_Exercise brief_
Output the records exactly. Include every line.

Records from a dataset:
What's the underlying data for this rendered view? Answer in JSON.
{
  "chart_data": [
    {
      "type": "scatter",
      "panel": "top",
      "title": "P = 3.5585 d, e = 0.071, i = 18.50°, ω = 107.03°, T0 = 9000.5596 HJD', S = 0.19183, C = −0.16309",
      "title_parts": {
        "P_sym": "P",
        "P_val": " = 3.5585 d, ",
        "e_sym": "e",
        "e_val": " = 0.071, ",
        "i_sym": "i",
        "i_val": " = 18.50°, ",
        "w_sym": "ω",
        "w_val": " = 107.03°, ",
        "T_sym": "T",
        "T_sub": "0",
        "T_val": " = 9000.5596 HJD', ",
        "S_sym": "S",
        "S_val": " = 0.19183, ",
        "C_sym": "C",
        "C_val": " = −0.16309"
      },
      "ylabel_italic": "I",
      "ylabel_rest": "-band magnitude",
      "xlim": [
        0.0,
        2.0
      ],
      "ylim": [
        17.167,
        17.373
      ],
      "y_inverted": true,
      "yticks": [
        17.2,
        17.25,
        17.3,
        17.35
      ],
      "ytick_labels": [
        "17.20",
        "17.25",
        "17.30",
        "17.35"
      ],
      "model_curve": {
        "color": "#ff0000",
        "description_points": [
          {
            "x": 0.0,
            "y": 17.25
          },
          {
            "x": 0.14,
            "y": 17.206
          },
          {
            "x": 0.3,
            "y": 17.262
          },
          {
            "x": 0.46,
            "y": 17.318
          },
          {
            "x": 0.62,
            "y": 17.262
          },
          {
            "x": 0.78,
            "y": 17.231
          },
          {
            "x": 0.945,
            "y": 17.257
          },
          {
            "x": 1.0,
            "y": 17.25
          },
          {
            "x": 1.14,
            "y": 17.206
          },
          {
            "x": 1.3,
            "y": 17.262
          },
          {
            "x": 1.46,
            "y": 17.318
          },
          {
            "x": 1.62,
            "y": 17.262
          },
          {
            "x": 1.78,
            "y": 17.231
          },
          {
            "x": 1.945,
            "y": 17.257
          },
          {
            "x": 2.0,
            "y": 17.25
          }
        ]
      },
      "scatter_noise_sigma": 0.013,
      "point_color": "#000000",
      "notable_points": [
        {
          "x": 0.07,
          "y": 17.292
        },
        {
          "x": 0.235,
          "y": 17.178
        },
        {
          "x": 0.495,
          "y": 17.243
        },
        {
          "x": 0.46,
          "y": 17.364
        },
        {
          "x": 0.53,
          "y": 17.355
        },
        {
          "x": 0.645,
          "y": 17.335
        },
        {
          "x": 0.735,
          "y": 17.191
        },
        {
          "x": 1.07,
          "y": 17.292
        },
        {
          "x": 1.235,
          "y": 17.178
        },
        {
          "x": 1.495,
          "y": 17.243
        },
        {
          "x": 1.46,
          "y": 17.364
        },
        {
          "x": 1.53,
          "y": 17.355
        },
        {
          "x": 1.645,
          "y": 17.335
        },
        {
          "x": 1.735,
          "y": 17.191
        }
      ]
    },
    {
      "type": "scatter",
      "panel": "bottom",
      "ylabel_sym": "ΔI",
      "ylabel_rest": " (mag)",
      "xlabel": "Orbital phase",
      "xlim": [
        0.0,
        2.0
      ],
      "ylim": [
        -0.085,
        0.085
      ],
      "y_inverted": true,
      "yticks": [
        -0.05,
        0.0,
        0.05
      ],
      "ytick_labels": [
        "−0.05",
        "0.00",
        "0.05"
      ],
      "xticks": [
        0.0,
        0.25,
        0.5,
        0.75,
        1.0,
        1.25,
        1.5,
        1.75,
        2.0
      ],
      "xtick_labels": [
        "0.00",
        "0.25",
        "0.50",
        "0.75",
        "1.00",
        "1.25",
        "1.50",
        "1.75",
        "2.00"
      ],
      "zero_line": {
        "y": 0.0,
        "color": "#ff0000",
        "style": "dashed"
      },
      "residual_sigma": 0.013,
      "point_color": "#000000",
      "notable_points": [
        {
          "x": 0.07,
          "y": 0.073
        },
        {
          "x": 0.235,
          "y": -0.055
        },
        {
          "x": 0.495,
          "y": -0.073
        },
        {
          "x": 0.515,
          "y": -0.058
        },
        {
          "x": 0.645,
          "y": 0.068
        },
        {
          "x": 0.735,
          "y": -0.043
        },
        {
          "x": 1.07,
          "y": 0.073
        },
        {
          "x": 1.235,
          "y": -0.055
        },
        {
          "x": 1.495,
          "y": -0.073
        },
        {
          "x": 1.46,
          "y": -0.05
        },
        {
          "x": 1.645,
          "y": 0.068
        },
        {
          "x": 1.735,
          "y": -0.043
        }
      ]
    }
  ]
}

_Output of the exercise_
What's the underlying data for this rendered view? Answer in JSON.
{
  "chart_data": [
    {
      "type": "scatter",
      "panel": "top",
      "title": "P = 3.5585 d, e = 0.071, i = 18.50°, ω = 107.03°, T0 = 9000.5596 HJD', S = 0.19183, C = −0.16309",
      "title_parts": {
        "P_sym": "P",
        "P_val": " = 3.5585 d, ",
        "e_sym": "e",
        "e_val": " = 0.071, ",
        "i_sym": "i",
        "i_val": " = 18.50°, ",
        "w_sym": "ω",
        "w_val": " = 107.03°, ",
        "T_sym": "T",
        "T_sub": "0",
        "T_val": " = 9000.5596 HJD', ",
        "S_sym": "S",
        "S_val": " = 0.19183, ",
        "C_sym": "C",
        "C_val": " = −0.16309"
      },
      "ylabel_italic": "I",
      "ylabel_rest": "-band magnitude",
      "xlim": [
        0.0,
        2.0
      ],
      "ylim": [
        17.167,
        17.373
      ],
      "y_inverted": true,
      "yticks": [
        17.2,
        17.25,
        17.3,
        17.35
      ],
      "ytick_labels": [
        "17.20",
        "17.25",
        "17.30",
        "17.35"
      ],
      "model_curve": {
        "color": "#ff0000",
        "description_points": [
          {
            "x": 0.0,
            "y": 17.25
          },
          {
            "x": 0.14,
            "y": 17.206
          },
          {
            "x": 0.3,
            "y": 17.262
          },
          {
            "x": 0.46,
            "y": 17.318
          },
          {
            "x": 0.62,
            "y": 17.262
          },
          {
            "x": 0.78,
            "y": 17.231
          },
          {
            "x": 0.945,
            "y": 17.257
          },
          {
            "x": 1.0,
            "y": 17.25
          },
          {
            "x": 1.14,
            "y": 17.206
          },
          {
            "x": 1.3,
            "y": 17.262
          },
          {
            "x": 1.46,
            "y": 17.318
          },
          {
            "x": 1.62,
            "y": 17.262
          },
          {
            "x": 1.78,
            "y": 17.231
          },
          {
            "x": 1.945,
            "y": 17.257
          },
          {
            "x": 2.0,
            "y": 17.25
          }
        ]
      },
      "scatter_noise_sigma": 0.013,
      "point_color": "#000000",
      "notable_points": [
        {
          "x": 0.07,
          "y": 17.292
        },
        {
          "x": 0.235,
          "y": 17.178
        },
        {
          "x": 0.495,
          "y": 17.243
        },
        {
          "x": 0.46,
          "y": 17.364
        },
        {
          "x": 0.53,
          "y": 17.355
        },
        {
          "x": 0.645,
          "y": 17.335
        },
        {
          "x": 0.735,
          "y": 17.191
        },
        {
          "x": 1.07,
          "y": 17.292
        },
        {
          "x": 1.235,
          "y": 17.178
        },
        {
          "x": 1.495,
          "y": 17.243
        },
        {
          "x": 1.46,
          "y": 17.364
        },
        {
          "x": 1.53,
          "y": 17.355
        },
        {
          "x": 1.645,
          "y": 17.335
        },
        {
          "x": 1.735,
          "y": 17.191
        }
      ]
    },
    {
      "type": "scatter",
      "panel": "bottom",
      "ylabel_sym": "ΔI",
      "ylabel_rest": " (mag)",
      "xlabel": "Orbital phase",
      "xlim": [
        0.0,
        2.0
      ],
      "ylim": [
        -0.085,
        0.085
      ],
      "y_inverted": true,
      "yticks": [
        -0.05,
        0.0,
        0.05
      ],
      "ytick_labels": [
        "−0.05",
        "0.00",
        "0.05"
      ],
      "xticks": [
        0.0,
        0.25,
        0.5,
        0.75,
        1.0,
        1.25,
        1.5,
        1.75,
        2.0
      ],
      "xtick_labels": [
        "0.00",
        "0.25",
        "0.50",
        "0.75",
        "1.00",
        "1.25",
        "1.50",
        "1.75",
        "2.00"
      ],
      "zero_line": {
        "y": 0.0,
        "color": "#ff0000",
        "style": "dashed"
      },
      "residual_sigma": 0.013,
      "point_color": "#000000",
      "notable_points": [
        {
          "x": 0.07,
          "y": 0.073
        },
        {
          "x": 0.235,
          "y": -0.055
        },
        {
          "x": 0.495,
          "y": -0.073
        },
        {
          "x": 0.515,
          "y": -0.058
        },
        {
          "x": 0.645,
          "y": 0.068
        },
        {
          "x": 0.735,
          "y": -0.043
        },
        {
          "x": 1.07,
          "y": 0.073
        },
        {
          "x": 1.235,
          "y": -0.055
        },
        {
          "x": 1.495,
          "y": -0.073
        },
        {
          "x": 1.46,
          "y": -0.05
        },
        {
          "x": 1.645,
          "y": 0.068
        },
        {
          "x": 1.735,
          "y": -0.043
        }
      ]
    }
  ]
}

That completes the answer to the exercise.